--- Begin Supplied material ---

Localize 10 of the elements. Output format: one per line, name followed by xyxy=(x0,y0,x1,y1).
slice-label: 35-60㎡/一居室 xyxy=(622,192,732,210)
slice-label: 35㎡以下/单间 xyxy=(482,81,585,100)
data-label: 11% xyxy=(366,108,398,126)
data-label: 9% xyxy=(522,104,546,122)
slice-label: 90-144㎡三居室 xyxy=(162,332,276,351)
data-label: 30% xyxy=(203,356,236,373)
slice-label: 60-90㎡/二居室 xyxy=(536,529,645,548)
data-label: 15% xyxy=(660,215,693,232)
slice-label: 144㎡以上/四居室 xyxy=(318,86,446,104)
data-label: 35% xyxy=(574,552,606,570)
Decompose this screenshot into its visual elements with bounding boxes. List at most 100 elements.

--- End Supplied material ---
--- Begin Supplied material ---

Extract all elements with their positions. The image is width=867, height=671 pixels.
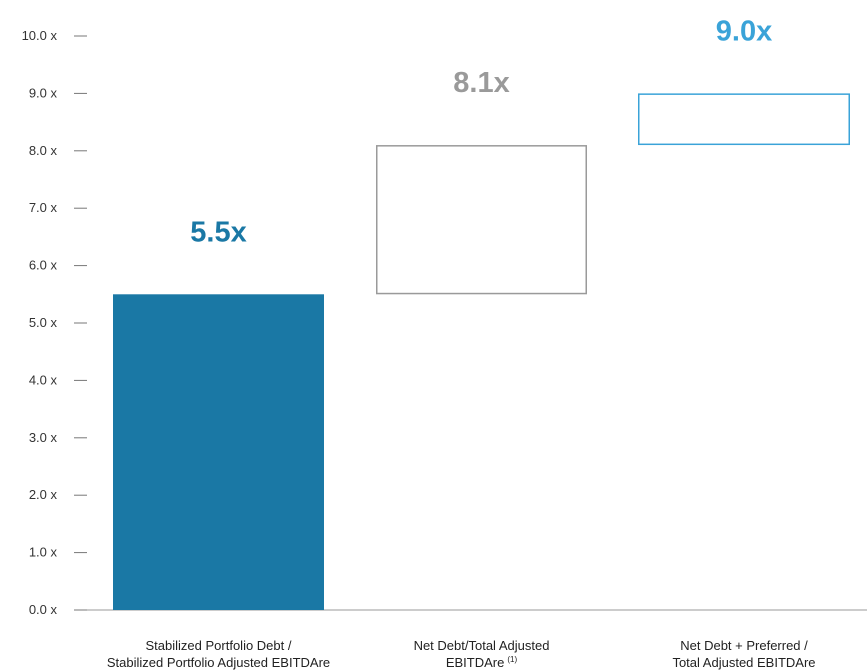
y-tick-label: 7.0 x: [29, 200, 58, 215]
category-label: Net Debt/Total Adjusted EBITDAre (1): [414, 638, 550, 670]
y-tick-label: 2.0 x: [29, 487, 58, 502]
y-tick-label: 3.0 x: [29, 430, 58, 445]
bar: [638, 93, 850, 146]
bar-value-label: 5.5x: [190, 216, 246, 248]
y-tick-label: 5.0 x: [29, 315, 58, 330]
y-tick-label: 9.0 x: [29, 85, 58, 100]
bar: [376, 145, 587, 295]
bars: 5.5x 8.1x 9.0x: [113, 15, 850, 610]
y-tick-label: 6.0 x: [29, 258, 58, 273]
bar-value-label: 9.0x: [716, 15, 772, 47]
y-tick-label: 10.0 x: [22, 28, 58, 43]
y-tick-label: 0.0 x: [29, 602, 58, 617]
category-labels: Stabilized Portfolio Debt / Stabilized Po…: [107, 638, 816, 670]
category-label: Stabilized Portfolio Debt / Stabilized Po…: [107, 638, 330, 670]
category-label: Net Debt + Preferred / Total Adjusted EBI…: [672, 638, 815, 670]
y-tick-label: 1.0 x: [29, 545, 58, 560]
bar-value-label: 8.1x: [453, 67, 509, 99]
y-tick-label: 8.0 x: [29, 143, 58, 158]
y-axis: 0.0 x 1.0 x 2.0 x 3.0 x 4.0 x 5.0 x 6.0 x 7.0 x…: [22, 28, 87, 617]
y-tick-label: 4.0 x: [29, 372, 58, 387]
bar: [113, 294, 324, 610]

--- End Supplied material ---

Work to be completed — Reproduce the stretch from the line containing "Localize 10 of" through the line containing "Decompose this screenshot", swapping "elements" for "components" and leaving everything else unchanged.

Task response —
Localize 10 of the components. Output format: one per line, name followed by xyxy=(x0,y0,x1,y1).
slice-label: 35-60㎡/一居室 xyxy=(622,192,732,210)
slice-label: 35㎡以下/单间 xyxy=(482,81,585,100)
data-label: 11% xyxy=(366,108,398,126)
data-label: 9% xyxy=(522,104,546,122)
slice-label: 90-144㎡三居室 xyxy=(162,332,276,351)
data-label: 30% xyxy=(203,356,236,373)
slice-label: 60-90㎡/二居室 xyxy=(536,529,645,548)
data-label: 15% xyxy=(660,215,693,232)
slice-label: 144㎡以上/四居室 xyxy=(318,86,446,104)
data-label: 35% xyxy=(574,552,606,570)
Decompose this screenshot into its visual components with bounding boxes. List at most 100 components.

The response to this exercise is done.